● Problem description: Write out each record below exactly as it appears, with no pictures.

(Dataset listings of figures)
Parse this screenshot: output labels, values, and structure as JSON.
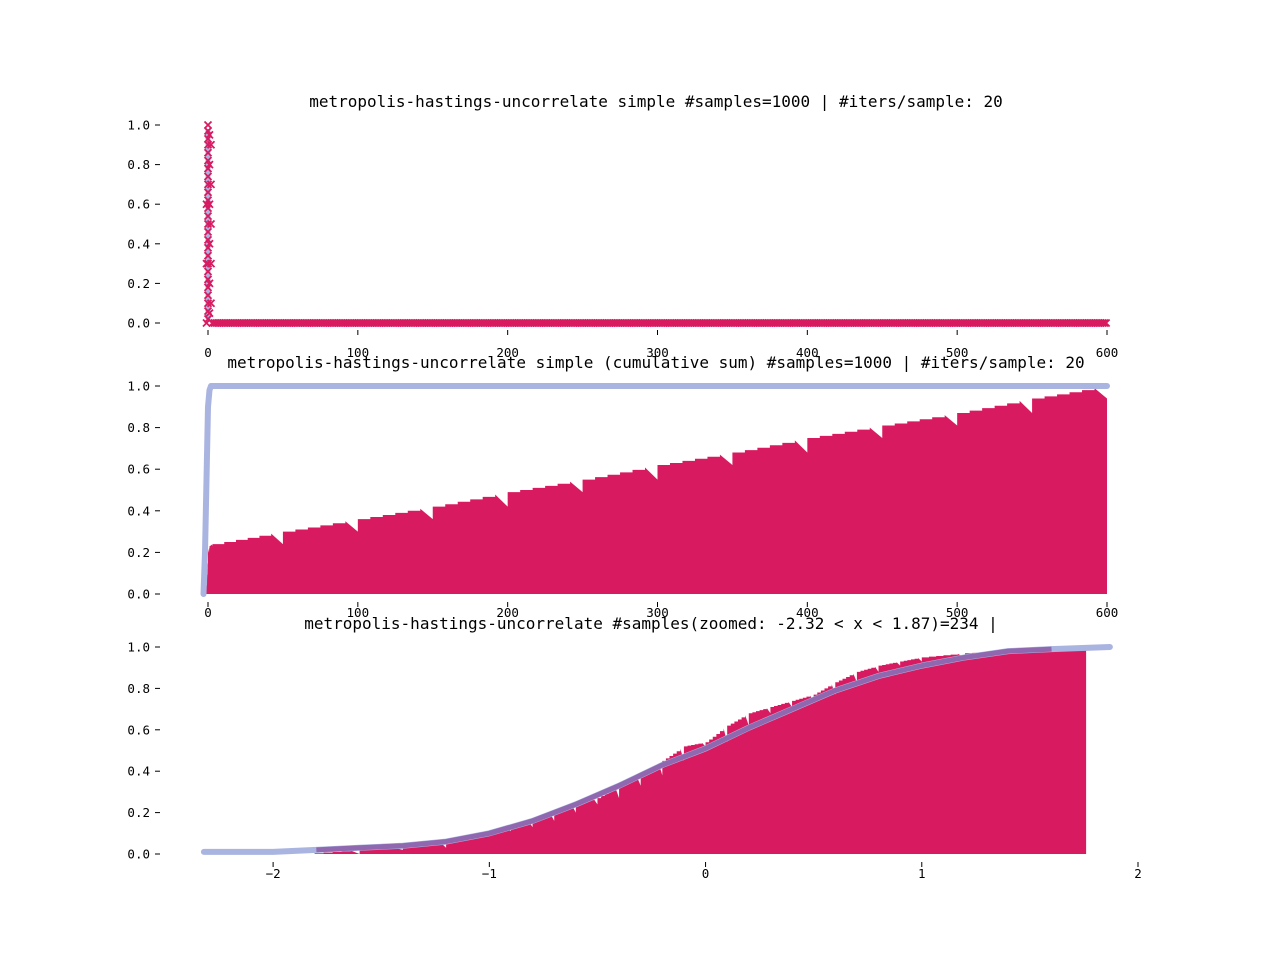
{
  "colors": {
    "samples": "#d81b60",
    "reference": "#aab4e0",
    "overlap": "#8c5faa",
    "background": "#ffffff"
  },
  "chart_data": [
    {
      "type": "scatter",
      "title": "metropolis-hastings-uncorrelate simple #samples=1000 | #iters/sample: 20",
      "xlabel": "",
      "ylabel": "",
      "xlim": [
        0,
        600
      ],
      "ylim": [
        0.0,
        1.0
      ],
      "xticks": [
        {
          "v": 0,
          "label": "0"
        },
        {
          "v": 100,
          "label": "100"
        },
        {
          "v": 200,
          "label": "200"
        },
        {
          "v": 300,
          "label": "300"
        },
        {
          "v": 400,
          "label": "400"
        },
        {
          "v": 500,
          "label": "500"
        },
        {
          "v": 600,
          "label": "600"
        }
      ],
      "yticks": [
        {
          "v": 0.0,
          "label": "0.0"
        },
        {
          "v": 0.2,
          "label": "0.2"
        },
        {
          "v": 0.4,
          "label": "0.4"
        },
        {
          "v": 0.6,
          "label": "0.6"
        },
        {
          "v": 0.8,
          "label": "0.8"
        },
        {
          "v": 1.0,
          "label": "1.0"
        }
      ],
      "series": [
        {
          "marker": "x",
          "description_points": [
            [
              0,
              1.0
            ],
            [
              0,
              0.97
            ],
            [
              0,
              0.93
            ],
            [
              0,
              0.9
            ],
            [
              0,
              0.86
            ],
            [
              0,
              0.82
            ],
            [
              0,
              0.78
            ],
            [
              0,
              0.74
            ],
            [
              0,
              0.7
            ],
            [
              0,
              0.66
            ],
            [
              0,
              0.62
            ],
            [
              0,
              0.58
            ],
            [
              0,
              0.54
            ],
            [
              0,
              0.5
            ],
            [
              0,
              0.46
            ],
            [
              0,
              0.42
            ],
            [
              0,
              0.38
            ],
            [
              0,
              0.34
            ],
            [
              0,
              0.3
            ],
            [
              0,
              0.26
            ],
            [
              0,
              0.22
            ],
            [
              0,
              0.18
            ],
            [
              0,
              0.14
            ],
            [
              0,
              0.1
            ],
            [
              0,
              0.06
            ],
            [
              0,
              0.02
            ],
            [
              1,
              0.95
            ],
            [
              1,
              0.8
            ],
            [
              1,
              0.6
            ],
            [
              1,
              0.4
            ],
            [
              1,
              0.2
            ],
            [
              1,
              0.05
            ],
            [
              2,
              0.9
            ],
            [
              2,
              0.7
            ],
            [
              2,
              0.5
            ],
            [
              2,
              0.3
            ],
            [
              2,
              0.1
            ],
            [
              -1,
              0.6
            ],
            [
              -1,
              0.3
            ],
            [
              -1,
              0.0
            ]
          ],
          "zero_range": [
            3,
            600
          ]
        }
      ],
      "grid": false,
      "legend": "none"
    },
    {
      "type": "area",
      "title": "metropolis-hastings-uncorrelate simple (cumulative sum) #samples=1000 | #iters/sample: 20",
      "xlabel": "",
      "ylabel": "",
      "xlim": [
        0,
        600
      ],
      "ylim": [
        0.0,
        1.0
      ],
      "xticks": [
        {
          "v": 0,
          "label": "0"
        },
        {
          "v": 100,
          "label": "100"
        },
        {
          "v": 200,
          "label": "200"
        },
        {
          "v": 300,
          "label": "300"
        },
        {
          "v": 400,
          "label": "400"
        },
        {
          "v": 500,
          "label": "500"
        },
        {
          "v": 600,
          "label": "600"
        }
      ],
      "yticks": [
        {
          "v": 0.0,
          "label": "0.0"
        },
        {
          "v": 0.2,
          "label": "0.2"
        },
        {
          "v": 0.4,
          "label": "0.4"
        },
        {
          "v": 0.6,
          "label": "0.6"
        },
        {
          "v": 0.8,
          "label": "0.8"
        },
        {
          "v": 1.0,
          "label": "1.0"
        }
      ],
      "series": [
        {
          "kind": "bars",
          "x": [
            -3,
            -1,
            0,
            1,
            3,
            50,
            100,
            150,
            200,
            250,
            300,
            350,
            400,
            450,
            500,
            550,
            600
          ],
          "y": [
            0.0,
            0.04,
            0.2,
            0.23,
            0.24,
            0.3,
            0.36,
            0.42,
            0.49,
            0.55,
            0.62,
            0.68,
            0.75,
            0.81,
            0.87,
            0.94,
            1.0
          ]
        },
        {
          "kind": "line",
          "x": [
            -3,
            -2,
            -1,
            0,
            1,
            2,
            3,
            600
          ],
          "y": [
            0.0,
            0.2,
            0.55,
            0.9,
            0.98,
            1.0,
            1.0,
            1.0
          ]
        }
      ],
      "grid": false,
      "legend": "none"
    },
    {
      "type": "area",
      "title": "metropolis-hastings-uncorrelate #samples(zoomed: -2.32 < x < 1.87)=234 |",
      "xlabel": "",
      "ylabel": "",
      "xlim": [
        -2.5,
        2.0
      ],
      "ylim": [
        0.0,
        1.0
      ],
      "xticks": [
        {
          "v": -2,
          "label": "−2"
        },
        {
          "v": -1,
          "label": "−1"
        },
        {
          "v": 0,
          "label": "0"
        },
        {
          "v": 1,
          "label": "1"
        },
        {
          "v": 2,
          "label": "2"
        }
      ],
      "yticks": [
        {
          "v": 0.0,
          "label": "0.0"
        },
        {
          "v": 0.2,
          "label": "0.2"
        },
        {
          "v": 0.4,
          "label": "0.4"
        },
        {
          "v": 0.6,
          "label": "0.6"
        },
        {
          "v": 0.8,
          "label": "0.8"
        },
        {
          "v": 1.0,
          "label": "1.0"
        }
      ],
      "series": [
        {
          "kind": "bars",
          "x": [
            -1.85,
            -1.6,
            -1.4,
            -1.2,
            -1.1,
            -1.0,
            -0.9,
            -0.8,
            -0.7,
            -0.6,
            -0.5,
            -0.4,
            -0.3,
            -0.2,
            -0.1,
            0.0,
            0.1,
            0.2,
            0.3,
            0.4,
            0.5,
            0.6,
            0.7,
            0.8,
            0.9,
            1.0,
            1.2,
            1.4,
            1.6,
            1.76
          ],
          "y": [
            0.0,
            0.02,
            0.03,
            0.07,
            0.09,
            0.11,
            0.13,
            0.16,
            0.2,
            0.24,
            0.27,
            0.33,
            0.38,
            0.45,
            0.52,
            0.54,
            0.62,
            0.68,
            0.71,
            0.74,
            0.77,
            0.83,
            0.88,
            0.91,
            0.93,
            0.95,
            0.97,
            0.98,
            0.99,
            1.0
          ]
        },
        {
          "kind": "line",
          "name": "",
          "x": [
            -2.32,
            -2.0,
            -1.8,
            -1.6,
            -1.4,
            -1.2,
            -1.0,
            -0.8,
            -0.6,
            -0.4,
            -0.2,
            0.0,
            0.2,
            0.4,
            0.6,
            0.8,
            1.0,
            1.2,
            1.4,
            1.6,
            1.87
          ],
          "y": [
            0.01,
            0.01,
            0.02,
            0.03,
            0.04,
            0.06,
            0.1,
            0.16,
            0.24,
            0.33,
            0.43,
            0.51,
            0.61,
            0.7,
            0.79,
            0.86,
            0.91,
            0.95,
            0.98,
            0.99,
            1.0
          ]
        }
      ],
      "grid": false,
      "legend": "none"
    }
  ]
}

● Response to the exercise:
Parse this screenshot: output labels, values, and structure as JSON.
{
  "colors": {
    "samples": "#d81b60",
    "reference": "#aab4e0",
    "overlap": "#8c5faa",
    "background": "#ffffff"
  },
  "chart_data": [
    {
      "type": "scatter",
      "title": "metropolis-hastings-uncorrelate simple #samples=1000 | #iters/sample: 20",
      "xlabel": "",
      "ylabel": "",
      "xlim": [
        0,
        600
      ],
      "ylim": [
        0.0,
        1.0
      ],
      "xticks": [
        {
          "v": 0,
          "label": "0"
        },
        {
          "v": 100,
          "label": "100"
        },
        {
          "v": 200,
          "label": "200"
        },
        {
          "v": 300,
          "label": "300"
        },
        {
          "v": 400,
          "label": "400"
        },
        {
          "v": 500,
          "label": "500"
        },
        {
          "v": 600,
          "label": "600"
        }
      ],
      "yticks": [
        {
          "v": 0.0,
          "label": "0.0"
        },
        {
          "v": 0.2,
          "label": "0.2"
        },
        {
          "v": 0.4,
          "label": "0.4"
        },
        {
          "v": 0.6,
          "label": "0.6"
        },
        {
          "v": 0.8,
          "label": "0.8"
        },
        {
          "v": 1.0,
          "label": "1.0"
        }
      ],
      "series": [
        {
          "marker": "x",
          "description_points": [
            [
              0,
              1.0
            ],
            [
              0,
              0.97
            ],
            [
              0,
              0.93
            ],
            [
              0,
              0.9
            ],
            [
              0,
              0.86
            ],
            [
              0,
              0.82
            ],
            [
              0,
              0.78
            ],
            [
              0,
              0.74
            ],
            [
              0,
              0.7
            ],
            [
              0,
              0.66
            ],
            [
              0,
              0.62
            ],
            [
              0,
              0.58
            ],
            [
              0,
              0.54
            ],
            [
              0,
              0.5
            ],
            [
              0,
              0.46
            ],
            [
              0,
              0.42
            ],
            [
              0,
              0.38
            ],
            [
              0,
              0.34
            ],
            [
              0,
              0.3
            ],
            [
              0,
              0.26
            ],
            [
              0,
              0.22
            ],
            [
              0,
              0.18
            ],
            [
              0,
              0.14
            ],
            [
              0,
              0.1
            ],
            [
              0,
              0.06
            ],
            [
              0,
              0.02
            ],
            [
              1,
              0.95
            ],
            [
              1,
              0.8
            ],
            [
              1,
              0.6
            ],
            [
              1,
              0.4
            ],
            [
              1,
              0.2
            ],
            [
              1,
              0.05
            ],
            [
              2,
              0.9
            ],
            [
              2,
              0.7
            ],
            [
              2,
              0.5
            ],
            [
              2,
              0.3
            ],
            [
              2,
              0.1
            ],
            [
              -1,
              0.6
            ],
            [
              -1,
              0.3
            ],
            [
              -1,
              0.0
            ]
          ],
          "zero_range": [
            3,
            600
          ]
        }
      ],
      "grid": false,
      "legend": "none"
    },
    {
      "type": "area",
      "title": "metropolis-hastings-uncorrelate simple (cumulative sum) #samples=1000 | #iters/sample: 20",
      "xlabel": "",
      "ylabel": "",
      "xlim": [
        0,
        600
      ],
      "ylim": [
        0.0,
        1.0
      ],
      "xticks": [
        {
          "v": 0,
          "label": "0"
        },
        {
          "v": 100,
          "label": "100"
        },
        {
          "v": 200,
          "label": "200"
        },
        {
          "v": 300,
          "label": "300"
        },
        {
          "v": 400,
          "label": "400"
        },
        {
          "v": 500,
          "label": "500"
        },
        {
          "v": 600,
          "label": "600"
        }
      ],
      "yticks": [
        {
          "v": 0.0,
          "label": "0.0"
        },
        {
          "v": 0.2,
          "label": "0.2"
        },
        {
          "v": 0.4,
          "label": "0.4"
        },
        {
          "v": 0.6,
          "label": "0.6"
        },
        {
          "v": 0.8,
          "label": "0.8"
        },
        {
          "v": 1.0,
          "label": "1.0"
        }
      ],
      "series": [
        {
          "kind": "bars",
          "x": [
            -3,
            -1,
            0,
            1,
            3,
            50,
            100,
            150,
            200,
            250,
            300,
            350,
            400,
            450,
            500,
            550,
            600
          ],
          "y": [
            0.0,
            0.04,
            0.2,
            0.23,
            0.24,
            0.3,
            0.36,
            0.42,
            0.49,
            0.55,
            0.62,
            0.68,
            0.75,
            0.81,
            0.87,
            0.94,
            1.0
          ]
        },
        {
          "kind": "line",
          "x": [
            -3,
            -2,
            -1,
            0,
            1,
            2,
            3,
            600
          ],
          "y": [
            0.0,
            0.2,
            0.55,
            0.9,
            0.98,
            1.0,
            1.0,
            1.0
          ]
        }
      ],
      "grid": false,
      "legend": "none"
    },
    {
      "type": "area",
      "title": "metropolis-hastings-uncorrelate #samples(zoomed: -2.32 < x < 1.87)=234 |",
      "xlabel": "",
      "ylabel": "",
      "xlim": [
        -2.5,
        2.0
      ],
      "ylim": [
        0.0,
        1.0
      ],
      "xticks": [
        {
          "v": -2,
          "label": "−2"
        },
        {
          "v": -1,
          "label": "−1"
        },
        {
          "v": 0,
          "label": "0"
        },
        {
          "v": 1,
          "label": "1"
        },
        {
          "v": 2,
          "label": "2"
        }
      ],
      "yticks": [
        {
          "v": 0.0,
          "label": "0.0"
        },
        {
          "v": 0.2,
          "label": "0.2"
        },
        {
          "v": 0.4,
          "label": "0.4"
        },
        {
          "v": 0.6,
          "label": "0.6"
        },
        {
          "v": 0.8,
          "label": "0.8"
        },
        {
          "v": 1.0,
          "label": "1.0"
        }
      ],
      "series": [
        {
          "kind": "bars",
          "x": [
            -1.85,
            -1.6,
            -1.4,
            -1.2,
            -1.1,
            -1.0,
            -0.9,
            -0.8,
            -0.7,
            -0.6,
            -0.5,
            -0.4,
            -0.3,
            -0.2,
            -0.1,
            0.0,
            0.1,
            0.2,
            0.3,
            0.4,
            0.5,
            0.6,
            0.7,
            0.8,
            0.9,
            1.0,
            1.2,
            1.4,
            1.6,
            1.76
          ],
          "y": [
            0.0,
            0.02,
            0.03,
            0.07,
            0.09,
            0.11,
            0.13,
            0.16,
            0.2,
            0.24,
            0.27,
            0.33,
            0.38,
            0.45,
            0.52,
            0.54,
            0.62,
            0.68,
            0.71,
            0.74,
            0.77,
            0.83,
            0.88,
            0.91,
            0.93,
            0.95,
            0.97,
            0.98,
            0.99,
            1.0
          ]
        },
        {
          "kind": "line",
          "name": "",
          "x": [
            -2.32,
            -2.0,
            -1.8,
            -1.6,
            -1.4,
            -1.2,
            -1.0,
            -0.8,
            -0.6,
            -0.4,
            -0.2,
            0.0,
            0.2,
            0.4,
            0.6,
            0.8,
            1.0,
            1.2,
            1.4,
            1.6,
            1.87
          ],
          "y": [
            0.01,
            0.01,
            0.02,
            0.03,
            0.04,
            0.06,
            0.1,
            0.16,
            0.24,
            0.33,
            0.43,
            0.51,
            0.61,
            0.7,
            0.79,
            0.86,
            0.91,
            0.95,
            0.98,
            0.99,
            1.0
          ]
        }
      ],
      "grid": false,
      "legend": "none"
    }
  ]
}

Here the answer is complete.